**Task details**
Work through the data below line by line and say how many lines hold "муниципальному"; give only the number.

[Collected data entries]
________________________
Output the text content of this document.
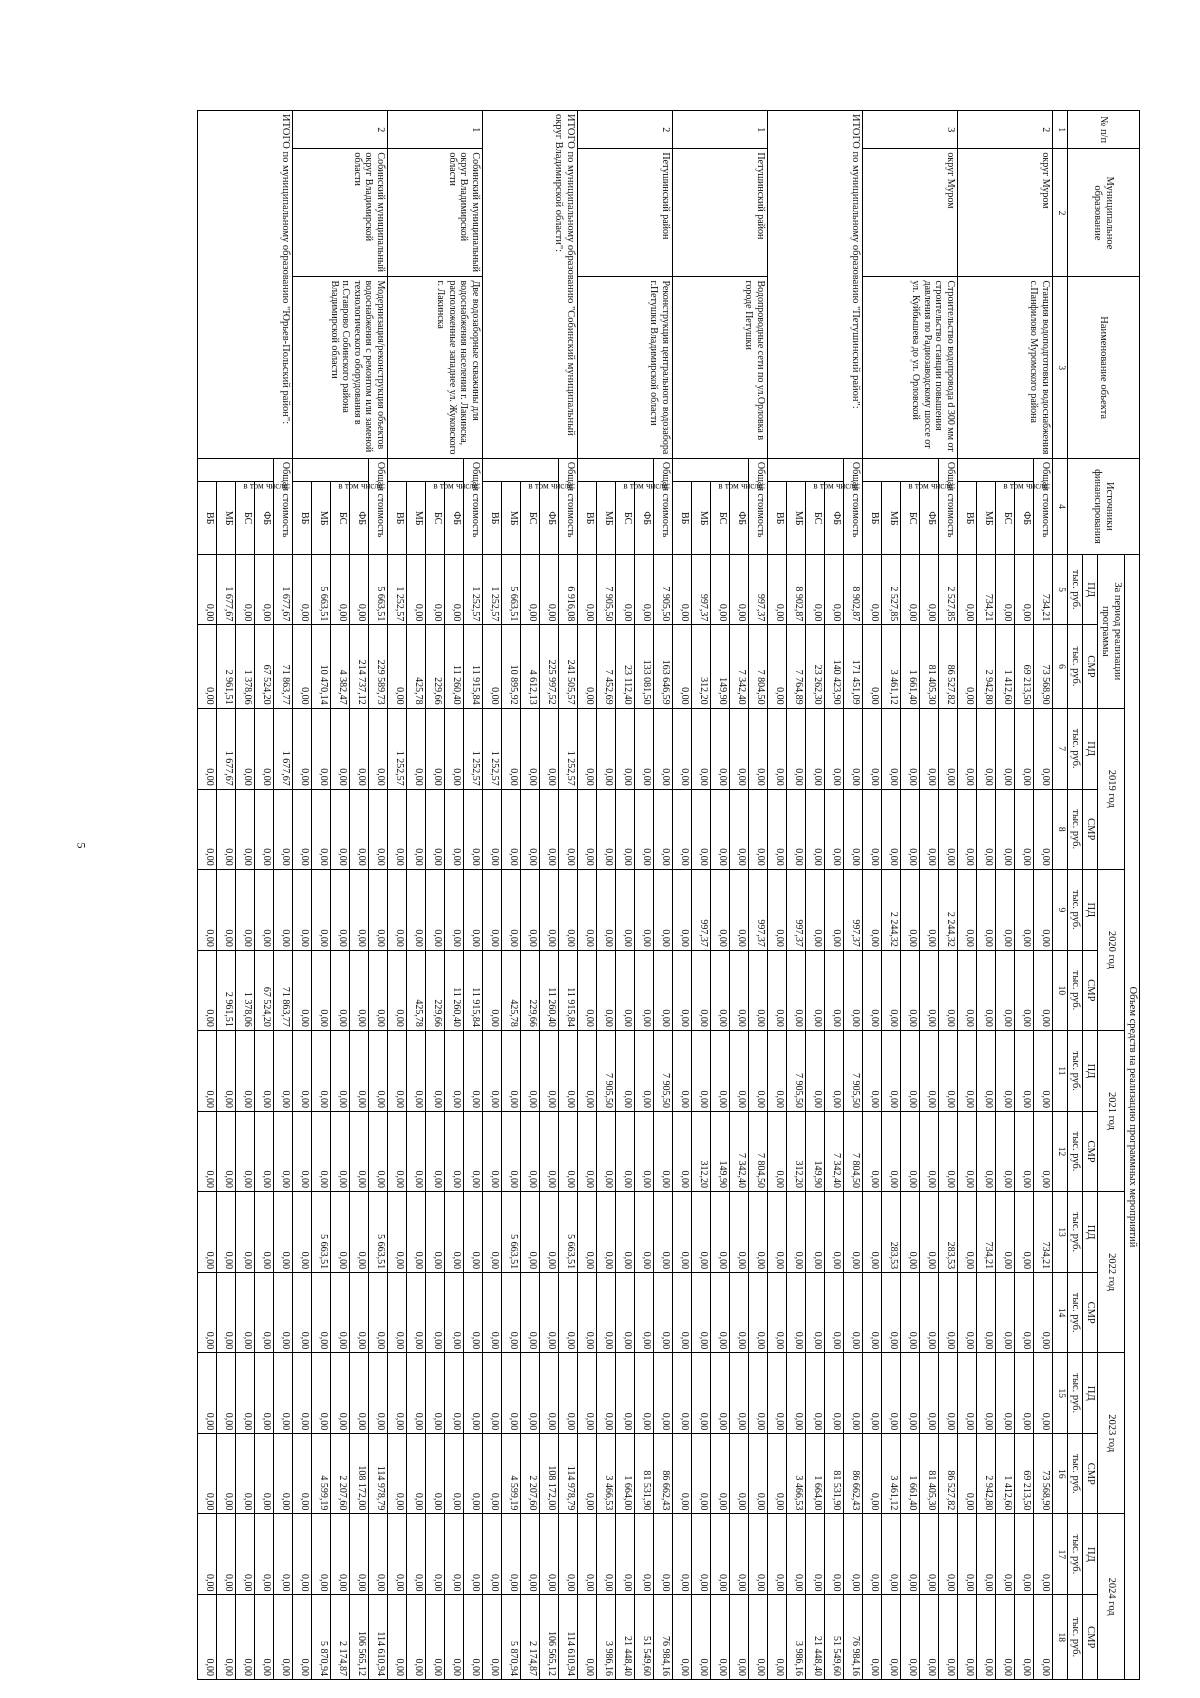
5
№ п/п	Муниципальное образование	Наименование объекта	Источники финансирования		Объем средств на реализацию программных мероприятий													
					За период реализации программы		2019 год		2020 год		2021 год		2022 год		2023 год		2024 год	
					ПД	СМР	ПД	СМР	ПД	СМР	ПД	СМР	ПД	СМР	ПД	СМР	ПД	СМР
					тыс. руб.	тыс. руб.	тыс. руб.	тыс. руб.	тыс. руб.	тыс. руб.	тыс. руб.	тыс. руб.	тыс. руб.	тыс. руб.	тыс. руб.	тыс. руб.	тыс. руб.	тыс. руб.
1	2	3	4		5	6	7	8	9	10	11	12	13	14	15	16	17	18
2	округ Муром	Станция водоподготовки водоснабжения с.Панфилово Муромского района	Общая стоимость		734,21	73 568,90	0,00	0,00	0,00	0,00	0,00	0,00	734,21	0,00	0,00	73 568,90	0,00	0,00
			в том числе:	ФБ	0,00	69 213,50	0,00	0,00	0,00	0,00	0,00	0,00	0,00	0,00	0,00	69 213,50	0,00	0,00
				БС	0,00	1 412,60	0,00	0,00	0,00	0,00	0,00	0,00	0,00	0,00	0,00	1 412,60	0,00	0,00
				МБ	734,21	2 942,80	0,00	0,00	0,00	0,00	0,00	0,00	734,21	0,00	0,00	2 942,80	0,00	0,00
				ВБ	0,00	0,00	0,00	0,00	0,00	0,00	0,00	0,00	0,00	0,00	0,00	0,00	0,00	0,00
3	округ Муром	Строительство водопровода d 300 мм от строительство станции повышения давления по Радиозаводскому шоссе от ул. Куйбышева до ул. Орловской	Общая стоимость		2 527,85	86 527,82	0,00	0,00	2 244,32	0,00	0,00	0,00	283,53	0,00	0,00	86 527,82	0,00	0,00
			в том числе:	ФБ	0,00	81 405,30	0,00	0,00	0,00	0,00	0,00	0,00	0,00	0,00	0,00	81 405,30	0,00	0,00
				БС	0,00	1 661,40	0,00	0,00	0,00	0,00	0,00	0,00	0,00	0,00	0,00	1 661,40	0,00	0,00
				МБ	2 527,85	3 461,12	0,00	0,00	2 244,32	0,00	0,00	0,00	283,53	0,00	0,00	3 461,12	0,00	0,00
				ВБ	0,00	0,00	0,00	0,00	0,00	0,00	0,00	0,00	0,00	0,00	0,00	0,00	0,00	0,00
ИТОГО по муниципальному образованию "Петушинский район":			Общая стоимость		8 902,87	171 451,09	0,00	0,00	997,37	0,00	7 905,50	7 804,50	0,00	0,00	0,00	86 662,43	0,00	76 984,16
			в том числе:	ФБ	0,00	140 423,90	0,00	0,00	0,00	0,00	0,00	7 342,40	0,00	0,00	0,00	81 531,90	0,00	51 549,60
				БС	0,00	23 262,30	0,00	0,00	0,00	0,00	0,00	149,90	0,00	0,00	0,00	1 664,00	0,00	21 448,40
				МБ	8 902,87	7 764,89	0,00	0,00	997,37	0,00	7 905,50	312,20	0,00	0,00	0,00	3 466,53	0,00	3 986,16
				ВБ	0,00	0,00	0,00	0,00	0,00	0,00	0,00	0,00	0,00	0,00	0,00	0,00	0,00	0,00
1	Петушинский район	Водопроводные сети по ул.Орловка в городе Петушки	Общая стоимость		997,37	7 804,50	0,00	0,00	997,37	0,00	0,00	7 804,50	0,00	0,00	0,00	0,00	0,00	0,00
			в том числе:	ФБ	0,00	7 342,40	0,00	0,00	0,00	0,00	0,00	7 342,40	0,00	0,00	0,00	0,00	0,00	0,00
				БС	0,00	149,90	0,00	0,00	0,00	0,00	0,00	149,90	0,00	0,00	0,00	0,00	0,00	0,00
				МБ	997,37	312,20	0,00	0,00	997,37	0,00	0,00	312,20	0,00	0,00	0,00	0,00	0,00	0,00
				ВБ	0,00	0,00	0,00	0,00	0,00	0,00	0,00	0,00	0,00	0,00	0,00	0,00	0,00	0,00
2	Петушинский район	Реконструкция центрального водозабора г.Петушки Владимирской области	Общая стоимость		7 905,50	163 646,59	0,00	0,00	0,00	0,00	7 905,50	0,00	0,00	0,00	0,00	86 662,43	0,00	76 984,16
			в том числе:	ФБ	0,00	133 081,50	0,00	0,00	0,00	0,00	0,00	0,00	0,00	0,00	0,00	81 531,90	0,00	51 549,60
				БС	0,00	23 112,40	0,00	0,00	0,00	0,00	0,00	0,00	0,00	0,00	0,00	1 664,00	0,00	21 448,40
				МБ	7 905,50	7 452,69	0,00	0,00	0,00	0,00	7 905,50	0,00	0,00	0,00	0,00	3 466,53	0,00	3 986,16
				ВБ	0,00	0,00	0,00	0,00	0,00	0,00	0,00	0,00	0,00	0,00	0,00	0,00	0,00	0,00
ИТОГО по муниципальному образованию "Собинский муниципальный округ Владимирской области":			Общая стоимость		6 916,08	241 505,57	1 252,57	0,00	0,00	11 915,84	0,00	0,00	5 663,51	0,00	0,00	114 978,79	0,00	114 610,94
			в том числе:	ФБ	0,00	225 997,52	0,00	0,00	0,00	11 260,40	0,00	0,00	0,00	0,00	0,00	108 172,00	0,00	106 565,12
				БС	0,00	4 612,13	0,00	0,00	0,00	229,66	0,00	0,00	0,00	0,00	0,00	2 207,60	0,00	2 174,87
				МБ	5 663,51	10 895,92	0,00	0,00	0,00	425,78	0,00	0,00	5 663,51	0,00	0,00	4 599,19	0,00	5 870,94
				ВБ	1 252,57	0,00	1 252,57	0,00	0,00	0,00	0,00	0,00	0,00	0,00	0,00	0,00	0,00	0,00
1	Собинский муниципальный округ Владимирской области	Две водозаборные скважины для водоснабжения населения г. Лакинска, расположенные западнее ул. Жуковского г. Лакинска	Общая стоимость		1 252,57	11 915,84	1 252,57	0,00	0,00	11 915,84	0,00	0,00	0,00	0,00	0,00	0,00	0,00	0,00
			в том числе:	ФБ	0,00	11 260,40	0,00	0,00	0,00	11 260,40	0,00	0,00	0,00	0,00	0,00	0,00	0,00	0,00
				БС	0,00	229,66	0,00	0,00	0,00	229,66	0,00	0,00	0,00	0,00	0,00	0,00	0,00	0,00
				МБ	0,00	425,78	0,00	0,00	0,00	425,78	0,00	0,00	0,00	0,00	0,00	0,00	0,00	0,00
				ВБ	1 252,57	0,00	1 252,57	0,00	0,00	0,00	0,00	0,00	0,00	0,00	0,00	0,00	0,00	0,00
2	Собинский муниципальный округ Владимирской области	Модернизация/реконструкция объектов водоснабжения с ремонтом или заменой технологического оборудования в п.Ставрово Собинского района Владимирской области	Общая стоимость		5 663,51	229 589,73	0,00	0,00	0,00	0,00	0,00	0,00	5 663,51	0,00	0,00	114 978,79	0,00	114 610,94
			в том числе:	ФБ	0,00	214 737,12	0,00	0,00	0,00	0,00	0,00	0,00	0,00	0,00	0,00	108 172,00	0,00	106 565,12
				БС	0,00	4 382,47	0,00	0,00	0,00	0,00	0,00	0,00	0,00	0,00	0,00	2 207,60	0,00	2 174,87
				МБ	5 663,51	10 470,14	0,00	0,00	0,00	0,00	0,00	0,00	5 663,51	0,00	0,00	4 599,19	0,00	5 870,94
				ВБ	0,00	0,00	0,00	0,00	0,00	0,00	0,00	0,00	0,00	0,00	0,00	0,00	0,00	0,00
ИТОГО по муниципальному образованию "Юрьев-Польский район":			Общая стоимость		1 677,67	71 863,77	1 677,67	0,00	0,00	71 863,77	0,00	0,00	0,00	0,00	0,00	0,00	0,00	0,00
			в том числе:	ФБ	0,00	67 524,20	0,00	0,00	0,00	67 524,20	0,00	0,00	0,00	0,00	0,00	0,00	0,00	0,00
				БС	0,00	1 378,06	0,00	0,00	0,00	1 378,06	0,00	0,00	0,00	0,00	0,00	0,00	0,00	0,00
				МБ	1 677,67	2 961,51	1 677,67	0,00	0,00	2 961,51	0,00	0,00	0,00	0,00	0,00	0,00	0,00	0,00
				ВБ	0,00	0,00	0,00	0,00	0,00	0,00	0,00	0,00	0,00	0,00	0,00	0,00	0,00	0,00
________________________
**Exercise result**
3